─── Podane informacje
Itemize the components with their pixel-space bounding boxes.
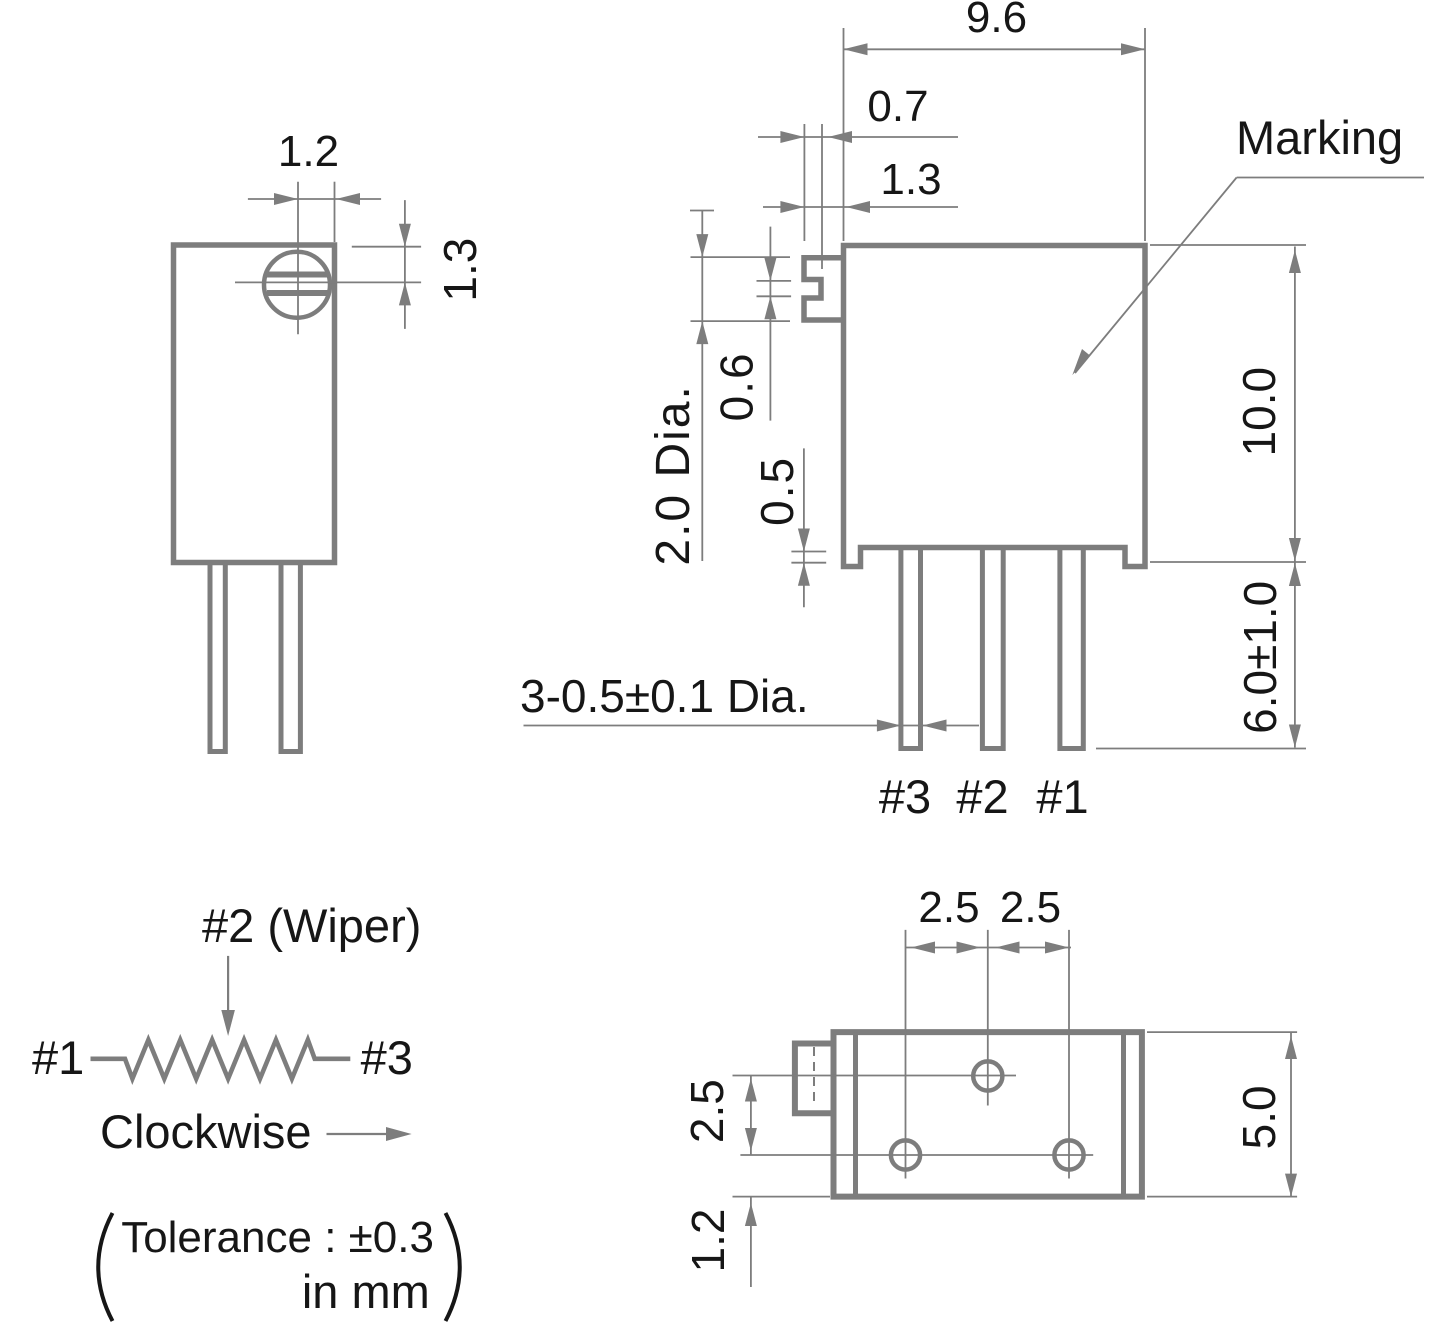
screw slot bar lower [267,290,328,296]
bottom view inner line right [1121,1032,1126,1197]
screw circle [264,252,330,318]
marking leader horizontal [1237,177,1424,179]
big left parenthesis [98,1213,112,1321]
svg-text:1.2: 1.2 [682,1209,734,1273]
front body outline with bottom corner feet [844,246,1146,567]
right extension top (body top) [1150,244,1306,246]
extension line A boss left face [803,124,805,241]
crosshair horizontal bottom holes [740,1154,1093,1156]
svg-text:Tolerance : ±0.3: Tolerance : ±0.3 [121,1213,434,1262]
dim 5.0 vertical line [1290,1032,1292,1197]
dim 10.0 arrow up [1289,250,1301,273]
dim 0.6 vertical line [769,227,771,421]
clockwise arrow line [327,1133,391,1135]
clockwise arrowhead [386,1127,412,1141]
front lead #1 [1060,549,1083,749]
dim 5.0 arrow up [1285,1036,1297,1059]
circle horizontal centerline [235,281,421,283]
svg-text:#3: #3 [361,1031,413,1084]
dim 0.5 arrow down [798,529,810,552]
marking leader arrowhead [1072,349,1090,375]
right extension middle (body bottom) [1150,561,1306,563]
dim 1.3 arrow right [846,201,870,213]
dim 5.0 extension bottom [1147,1196,1297,1198]
lead dia arrow left [877,720,901,732]
svg-text:3-0.5±0.1 Dia.: 3-0.5±0.1 Dia. [520,670,809,722]
svg-text:#1: #1 [1036,770,1088,823]
circle vertical centerline [297,182,299,335]
dim 2.5/2.5 top line [906,947,1071,949]
svg-text:0.7: 0.7 [867,82,928,131]
crosshair vertical hole bottom-left [905,930,907,1179]
wiper arrow line [227,956,229,1012]
svg-text:#2: #2 [956,770,1008,823]
svg-text:1.3: 1.3 [434,238,486,302]
hole top center [973,1061,1002,1090]
dim 0.5 tick upper [791,551,826,553]
bottom view inner line left [853,1032,858,1197]
svg-text:2.5: 2.5 [918,883,979,932]
dim 0.6 tick lower [757,295,792,297]
dim 5.0 extension top [1147,1031,1297,1033]
svg-text:5.0: 5.0 [1233,1085,1285,1149]
dim 9.6 right extension line [1144,28,1146,241]
dim 9.6 left extension line [843,28,845,241]
resistor element [91,1040,351,1079]
dim 0.5 arrow up [798,563,810,586]
dim 0.5 tick lower [791,562,826,564]
body right edge extension [334,182,336,242]
boss dashed centerline [813,1047,815,1104]
svg-text:1.2: 1.2 [278,127,339,176]
dim 2.0 tick upper [691,256,791,258]
lead diameter leader line [524,725,980,727]
dim 9.6 line [844,48,1146,50]
dim 6.0 arrow down [1289,725,1301,748]
dim 1.2 line [248,198,381,200]
dim 2.0 tick lower [691,320,791,322]
dim 1.2 left vertical line [750,1197,752,1287]
svg-text:2.5: 2.5 [1000,883,1061,932]
dim 1.3 line [763,206,958,208]
dim 1.2 arrow left [274,193,298,205]
dim 9.6 arrow right [1121,43,1145,55]
dim 5.0 arrow down [1285,1174,1297,1197]
lead dia arrow right [923,720,947,732]
dim 0.6 arrow down [764,258,776,281]
front lead #2 [982,549,1003,749]
svg-text:in mm: in mm [302,1265,430,1318]
dim 0.6 tick upper [757,280,792,282]
dim 2.0 arrow down [696,234,708,257]
extension line B slot depth [821,124,823,269]
crosshair vertical hole top [987,930,989,1106]
svg-text:0.5: 0.5 [751,456,803,526]
dim 2.0 top tick [690,210,714,212]
dim 0.7 line [758,136,958,138]
dim 9.6 arrow left [844,43,868,55]
bottom body extension left [733,1196,831,1198]
svg-text:2.5: 2.5 [681,1079,733,1143]
dim 10.0 and 6.0 vertical line [1294,247,1296,748]
svg-text:#1: #1 [32,1031,84,1084]
top dim arrow center-left-pointing [996,942,1020,954]
dim 1.3 side arrow up [399,282,411,305]
dim 1.2 left arrow up [745,1203,757,1226]
marking leader diagonal [1075,178,1237,374]
side view lead right [281,563,300,752]
hole bottom left [891,1140,920,1169]
side view body [174,245,335,563]
svg-text:#2 (Wiper): #2 (Wiper) [202,899,421,952]
svg-text:Marking: Marking [1236,111,1403,164]
screw slot bar upper [267,272,328,278]
hole bottom right [1054,1140,1083,1169]
svg-text:0.6: 0.6 [711,351,763,421]
svg-text:6.0±1.0: 6.0±1.0 [1234,581,1286,734]
dim 2.5 left vertical line [750,1076,752,1156]
svg-text:Clockwise: Clockwise [100,1105,312,1158]
big right parenthesis [446,1213,460,1321]
bottom view boss protrusion [795,1044,833,1114]
side view lead left [210,563,225,752]
dim 2.5 left arrow up [745,1079,757,1102]
dim 2.0 arrow up [696,321,708,344]
dim 0.7 arrow left [780,131,804,143]
svg-text:9.6: 9.6 [966,0,1027,42]
svg-text:#3: #3 [879,770,931,823]
bottom view body [834,1032,1142,1197]
svg-text:2.0 Dia.: 2.0 Dia. [647,384,700,565]
dim 1.3 arrow left [780,201,804,213]
dim 0.5 vertical line [803,448,805,607]
dim 1.3 side arrow down [399,224,411,247]
top dim arrow center-right-pointing [957,942,981,954]
dim 10.0 arrow down [1289,538,1301,561]
dim 0.7 arrow right [828,131,852,143]
wiper arrowhead [221,1010,235,1036]
dim 1.3 side tick top [352,246,421,248]
dim 2.0 vertical line [701,211,703,562]
dim 0.6 arrow up [764,296,776,319]
svg-text:10.0: 10.0 [1233,367,1285,457]
adjustment boss with slot (left protrusion) [804,258,844,320]
dim 2.5 left arrow down [745,1128,757,1151]
crosshair horizontal top hole [733,1075,1017,1077]
svg-text:1.3: 1.3 [880,155,941,204]
dim 6.0 arrow up [1289,563,1301,586]
top dim arrow far-left [911,942,935,954]
right extension bottom (lead end) [1096,748,1306,750]
dim 1.3 side vertical line [404,200,406,329]
top dim arrow far-right [1045,942,1069,954]
crosshair vertical hole bottom-right [1068,930,1070,1179]
dim 1.2 arrow right [336,193,360,205]
front lead #3 [901,549,921,749]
──────
Do zrobienia
Przepisz słowo w słowo cały powyższy materiał i pomiń w odpowiedzi obrazy.

Poprawna odpowiedź
Itemize the components with their pixel-space bounding boxes.
screw slot bar lower [267,290,328,296]
bottom view inner line right [1121,1032,1126,1197]
screw circle [264,252,330,318]
marking leader horizontal [1237,177,1424,179]
big left parenthesis [98,1213,112,1321]
svg-text:1.2: 1.2 [682,1209,734,1273]
front body outline with bottom corner feet [844,246,1146,567]
right extension top (body top) [1150,244,1306,246]
extension line A boss left face [803,124,805,241]
crosshair horizontal bottom holes [740,1154,1093,1156]
svg-text:Tolerance : ±0.3: Tolerance : ±0.3 [121,1213,434,1262]
dim 5.0 vertical line [1290,1032,1292,1197]
dim 10.0 arrow up [1289,250,1301,273]
dim 0.6 vertical line [769,227,771,421]
clockwise arrow line [327,1133,391,1135]
clockwise arrowhead [386,1127,412,1141]
front lead #1 [1060,549,1083,749]
dim 5.0 arrow up [1285,1036,1297,1059]
circle horizontal centerline [235,281,421,283]
svg-text:#3: #3 [361,1031,413,1084]
dim 0.5 arrow down [798,529,810,552]
marking leader arrowhead [1072,349,1090,375]
right extension middle (body bottom) [1150,561,1306,563]
dim 1.3 arrow right [846,201,870,213]
dim 5.0 extension bottom [1147,1196,1297,1198]
lead dia arrow left [877,720,901,732]
svg-text:3-0.5±0.1 Dia.: 3-0.5±0.1 Dia. [520,670,809,722]
svg-text:#1: #1 [1036,770,1088,823]
circle vertical centerline [297,182,299,335]
dim 2.5/2.5 top line [906,947,1071,949]
svg-text:0.7: 0.7 [867,82,928,131]
crosshair vertical hole bottom-left [905,930,907,1179]
wiper arrow line [227,956,229,1012]
svg-text:#2: #2 [956,770,1008,823]
svg-text:1.3: 1.3 [434,238,486,302]
hole top center [973,1061,1002,1090]
dim 0.5 tick upper [791,551,826,553]
bottom view inner line left [853,1032,858,1197]
svg-text:2.5: 2.5 [918,883,979,932]
dim 0.6 tick lower [757,295,792,297]
dim 5.0 extension top [1147,1031,1297,1033]
svg-text:5.0: 5.0 [1233,1085,1285,1149]
dim 9.6 right extension line [1144,28,1146,241]
dim 9.6 left extension line [843,28,845,241]
resistor element [91,1040,351,1079]
dim 0.5 arrow up [798,563,810,586]
dim 0.5 tick lower [791,562,826,564]
body right edge extension [334,182,336,242]
boss dashed centerline [813,1047,815,1104]
svg-text:1.2: 1.2 [278,127,339,176]
dim 2.0 tick upper [691,256,791,258]
lead diameter leader line [524,725,980,727]
dim 9.6 line [844,48,1146,50]
dim 6.0 arrow down [1289,725,1301,748]
dim 1.2 line [248,198,381,200]
dim 2.0 tick lower [691,320,791,322]
dim 1.2 left vertical line [750,1197,752,1287]
svg-text:2.5: 2.5 [1000,883,1061,932]
dim 1.3 line [763,206,958,208]
dim 1.2 arrow left [274,193,298,205]
dim 9.6 arrow right [1121,43,1145,55]
dim 5.0 arrow down [1285,1174,1297,1197]
lead dia arrow right [923,720,947,732]
dim 0.6 arrow down [764,258,776,281]
front lead #2 [982,549,1003,749]
svg-text:in mm: in mm [302,1265,430,1318]
dim 0.6 tick upper [757,280,792,282]
dim 2.0 arrow down [696,234,708,257]
extension line B slot depth [821,124,823,269]
crosshair vertical hole top [987,930,989,1106]
svg-text:0.5: 0.5 [751,456,803,526]
dim 2.0 top tick [690,210,714,212]
dim 0.7 line [758,136,958,138]
dim 9.6 arrow left [844,43,868,55]
bottom body extension left [733,1196,831,1198]
svg-text:2.5: 2.5 [681,1079,733,1143]
dim 10.0 and 6.0 vertical line [1294,247,1296,748]
svg-text:#1: #1 [32,1031,84,1084]
top dim arrow center-left-pointing [996,942,1020,954]
dim 1.3 side arrow up [399,282,411,305]
dim 1.2 left arrow up [745,1203,757,1226]
marking leader diagonal [1075,178,1237,374]
side view lead right [281,563,300,752]
hole bottom left [891,1140,920,1169]
side view body [174,245,335,563]
svg-text:#2 (Wiper): #2 (Wiper) [202,899,421,952]
svg-text:Marking: Marking [1236,111,1403,164]
screw slot bar upper [267,272,328,278]
hole bottom right [1054,1140,1083,1169]
svg-text:0.6: 0.6 [711,351,763,421]
svg-text:6.0±1.0: 6.0±1.0 [1234,581,1286,734]
dim 2.5 left vertical line [750,1076,752,1156]
svg-text:Clockwise: Clockwise [100,1105,312,1158]
big right parenthesis [446,1213,460,1321]
bottom view boss protrusion [795,1044,833,1114]
side view lead left [210,563,225,752]
dim 2.5 left arrow up [745,1079,757,1102]
dim 2.0 arrow up [696,321,708,344]
dim 0.7 arrow left [780,131,804,143]
svg-text:9.6: 9.6 [966,0,1027,42]
svg-text:#3: #3 [879,770,931,823]
bottom view body [834,1032,1142,1197]
svg-text:2.0 Dia.: 2.0 Dia. [647,384,700,565]
dim 1.3 arrow left [780,201,804,213]
dim 0.5 vertical line [803,448,805,607]
dim 1.3 side arrow down [399,224,411,247]
top dim arrow center-right-pointing [957,942,981,954]
dim 10.0 arrow down [1289,538,1301,561]
dim 0.7 arrow right [828,131,852,143]
wiper arrowhead [221,1010,235,1036]
dim 1.3 side tick top [352,246,421,248]
dim 2.0 vertical line [701,211,703,562]
dim 0.6 arrow up [764,296,776,319]
svg-text:10.0: 10.0 [1233,367,1285,457]
adjustment boss with slot (left protrusion) [804,258,844,320]
dim 2.5 left arrow down [745,1128,757,1151]
crosshair horizontal top hole [733,1075,1017,1077]
svg-text:1.3: 1.3 [880,155,941,204]
dim 6.0 arrow up [1289,563,1301,586]
top dim arrow far-left [911,942,935,954]
right extension bottom (lead end) [1096,748,1306,750]
dim 1.3 side vertical line [404,200,406,329]
top dim arrow far-right [1045,942,1069,954]
crosshair vertical hole bottom-right [1068,930,1070,1179]
dim 1.2 arrow right [336,193,360,205]
front lead #3 [901,549,921,749]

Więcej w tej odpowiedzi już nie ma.